## START DATA LISTING

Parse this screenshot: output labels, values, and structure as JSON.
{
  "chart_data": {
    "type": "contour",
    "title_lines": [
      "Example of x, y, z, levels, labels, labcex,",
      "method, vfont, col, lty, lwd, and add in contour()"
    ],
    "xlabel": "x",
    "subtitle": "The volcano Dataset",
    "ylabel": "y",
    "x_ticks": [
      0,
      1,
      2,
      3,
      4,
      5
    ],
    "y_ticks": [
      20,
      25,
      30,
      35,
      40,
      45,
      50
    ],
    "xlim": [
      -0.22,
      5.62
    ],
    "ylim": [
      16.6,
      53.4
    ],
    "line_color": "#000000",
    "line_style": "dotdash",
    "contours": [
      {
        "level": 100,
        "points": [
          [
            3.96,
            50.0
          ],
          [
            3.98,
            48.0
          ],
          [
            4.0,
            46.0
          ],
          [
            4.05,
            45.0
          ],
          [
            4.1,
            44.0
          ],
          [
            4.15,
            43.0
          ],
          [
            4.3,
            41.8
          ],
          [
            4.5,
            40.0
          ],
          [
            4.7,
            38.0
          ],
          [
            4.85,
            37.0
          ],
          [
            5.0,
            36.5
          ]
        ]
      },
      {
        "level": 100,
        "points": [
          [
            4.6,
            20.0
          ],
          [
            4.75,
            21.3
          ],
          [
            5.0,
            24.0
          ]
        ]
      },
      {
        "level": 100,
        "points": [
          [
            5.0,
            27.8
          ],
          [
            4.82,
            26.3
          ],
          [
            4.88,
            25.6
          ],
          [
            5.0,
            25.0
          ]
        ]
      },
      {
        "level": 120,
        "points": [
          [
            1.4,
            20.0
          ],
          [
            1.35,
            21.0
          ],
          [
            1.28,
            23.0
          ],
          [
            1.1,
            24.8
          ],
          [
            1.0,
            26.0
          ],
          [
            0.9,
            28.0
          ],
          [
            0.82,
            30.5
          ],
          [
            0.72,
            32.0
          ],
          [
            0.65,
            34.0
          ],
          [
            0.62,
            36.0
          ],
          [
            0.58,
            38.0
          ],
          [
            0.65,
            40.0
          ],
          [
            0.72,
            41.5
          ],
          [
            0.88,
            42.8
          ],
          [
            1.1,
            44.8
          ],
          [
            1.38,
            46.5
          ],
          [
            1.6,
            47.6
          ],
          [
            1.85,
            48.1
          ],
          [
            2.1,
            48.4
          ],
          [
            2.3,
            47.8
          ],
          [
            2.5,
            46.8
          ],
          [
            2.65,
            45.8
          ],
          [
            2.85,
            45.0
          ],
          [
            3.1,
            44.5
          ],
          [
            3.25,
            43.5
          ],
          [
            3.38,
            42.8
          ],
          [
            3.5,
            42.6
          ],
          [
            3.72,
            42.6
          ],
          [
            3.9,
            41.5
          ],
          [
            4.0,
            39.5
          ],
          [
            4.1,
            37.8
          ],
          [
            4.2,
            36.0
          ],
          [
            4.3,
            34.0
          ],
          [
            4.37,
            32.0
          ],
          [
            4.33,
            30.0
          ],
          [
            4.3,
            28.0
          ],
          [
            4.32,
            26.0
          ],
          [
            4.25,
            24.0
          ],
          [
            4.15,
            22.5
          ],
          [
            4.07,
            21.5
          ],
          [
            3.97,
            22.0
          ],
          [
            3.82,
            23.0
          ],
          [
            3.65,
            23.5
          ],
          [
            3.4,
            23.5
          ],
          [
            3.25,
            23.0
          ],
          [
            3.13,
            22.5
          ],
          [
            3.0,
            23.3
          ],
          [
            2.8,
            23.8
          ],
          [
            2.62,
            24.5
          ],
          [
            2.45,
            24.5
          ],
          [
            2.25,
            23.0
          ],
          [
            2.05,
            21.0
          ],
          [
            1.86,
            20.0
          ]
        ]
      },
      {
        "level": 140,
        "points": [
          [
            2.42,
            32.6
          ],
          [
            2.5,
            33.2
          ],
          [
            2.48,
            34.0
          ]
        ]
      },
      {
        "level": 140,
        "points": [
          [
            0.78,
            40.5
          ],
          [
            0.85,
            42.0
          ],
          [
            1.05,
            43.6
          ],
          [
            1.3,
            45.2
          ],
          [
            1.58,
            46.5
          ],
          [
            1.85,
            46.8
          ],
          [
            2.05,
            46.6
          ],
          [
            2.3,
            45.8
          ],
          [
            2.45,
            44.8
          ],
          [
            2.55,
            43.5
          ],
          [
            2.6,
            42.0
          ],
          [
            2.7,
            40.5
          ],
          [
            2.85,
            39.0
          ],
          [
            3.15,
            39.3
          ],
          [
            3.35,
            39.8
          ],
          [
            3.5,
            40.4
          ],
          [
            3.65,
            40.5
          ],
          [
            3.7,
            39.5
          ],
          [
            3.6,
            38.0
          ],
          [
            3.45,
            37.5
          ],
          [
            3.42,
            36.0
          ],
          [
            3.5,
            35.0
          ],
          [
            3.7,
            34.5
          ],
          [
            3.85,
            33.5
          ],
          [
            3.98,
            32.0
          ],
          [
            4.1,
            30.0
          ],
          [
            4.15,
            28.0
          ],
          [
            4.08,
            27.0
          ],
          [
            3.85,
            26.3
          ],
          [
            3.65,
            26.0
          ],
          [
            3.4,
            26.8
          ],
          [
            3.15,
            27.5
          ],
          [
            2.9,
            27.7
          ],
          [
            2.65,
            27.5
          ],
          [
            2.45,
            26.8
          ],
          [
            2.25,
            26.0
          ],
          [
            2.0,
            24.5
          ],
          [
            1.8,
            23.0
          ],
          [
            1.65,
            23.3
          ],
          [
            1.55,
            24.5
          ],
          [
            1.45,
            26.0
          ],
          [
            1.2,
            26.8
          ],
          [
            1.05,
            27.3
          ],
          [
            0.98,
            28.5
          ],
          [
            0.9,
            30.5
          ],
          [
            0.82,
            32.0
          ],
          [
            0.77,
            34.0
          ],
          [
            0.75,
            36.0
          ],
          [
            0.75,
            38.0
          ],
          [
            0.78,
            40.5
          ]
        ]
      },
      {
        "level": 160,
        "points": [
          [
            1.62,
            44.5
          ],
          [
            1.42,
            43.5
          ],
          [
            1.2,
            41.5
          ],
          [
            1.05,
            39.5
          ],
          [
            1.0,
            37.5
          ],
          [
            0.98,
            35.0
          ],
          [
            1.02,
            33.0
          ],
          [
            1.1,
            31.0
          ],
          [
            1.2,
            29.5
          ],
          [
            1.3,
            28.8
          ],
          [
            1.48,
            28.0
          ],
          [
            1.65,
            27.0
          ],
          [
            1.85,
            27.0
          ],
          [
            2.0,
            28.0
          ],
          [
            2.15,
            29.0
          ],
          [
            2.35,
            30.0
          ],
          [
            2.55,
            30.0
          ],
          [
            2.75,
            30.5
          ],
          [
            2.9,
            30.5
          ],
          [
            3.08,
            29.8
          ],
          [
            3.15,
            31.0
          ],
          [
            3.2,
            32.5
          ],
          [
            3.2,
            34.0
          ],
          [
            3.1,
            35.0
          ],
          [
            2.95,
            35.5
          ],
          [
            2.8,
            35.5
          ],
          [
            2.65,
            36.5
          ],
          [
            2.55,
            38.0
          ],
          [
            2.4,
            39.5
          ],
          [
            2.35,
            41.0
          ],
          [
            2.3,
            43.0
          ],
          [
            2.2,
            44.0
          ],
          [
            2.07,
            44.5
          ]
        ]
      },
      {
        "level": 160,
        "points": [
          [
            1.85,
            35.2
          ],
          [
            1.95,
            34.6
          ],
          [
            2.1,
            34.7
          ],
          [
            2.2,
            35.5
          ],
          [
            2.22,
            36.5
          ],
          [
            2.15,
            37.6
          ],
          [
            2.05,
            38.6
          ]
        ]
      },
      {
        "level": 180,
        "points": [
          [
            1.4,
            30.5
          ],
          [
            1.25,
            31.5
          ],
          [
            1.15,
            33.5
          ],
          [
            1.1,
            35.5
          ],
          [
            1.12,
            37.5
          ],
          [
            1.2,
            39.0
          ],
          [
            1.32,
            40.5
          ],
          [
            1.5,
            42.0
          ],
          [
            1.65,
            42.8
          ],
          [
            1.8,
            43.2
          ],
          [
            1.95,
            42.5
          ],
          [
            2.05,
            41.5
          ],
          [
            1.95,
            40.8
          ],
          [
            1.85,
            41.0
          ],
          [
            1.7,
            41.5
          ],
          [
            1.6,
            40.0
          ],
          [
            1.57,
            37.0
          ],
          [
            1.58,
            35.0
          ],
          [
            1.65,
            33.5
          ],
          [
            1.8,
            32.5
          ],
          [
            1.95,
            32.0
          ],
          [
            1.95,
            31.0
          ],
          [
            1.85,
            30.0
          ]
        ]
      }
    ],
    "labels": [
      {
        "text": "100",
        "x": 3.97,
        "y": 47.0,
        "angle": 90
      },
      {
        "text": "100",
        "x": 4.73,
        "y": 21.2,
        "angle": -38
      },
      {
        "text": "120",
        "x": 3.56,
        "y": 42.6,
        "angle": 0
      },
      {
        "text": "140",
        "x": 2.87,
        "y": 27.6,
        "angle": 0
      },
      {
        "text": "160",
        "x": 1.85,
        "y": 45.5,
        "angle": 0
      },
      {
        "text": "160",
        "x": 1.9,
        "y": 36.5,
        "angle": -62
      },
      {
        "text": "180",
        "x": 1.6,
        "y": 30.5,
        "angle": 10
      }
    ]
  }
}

## END DATA LISTING

- [WHAT THE TASK ASKS]: Only the number is wanted: how many lines in the preceding entries hold the string "angle"?

- [RESPONSE FOR THIS EXERCISE]: 7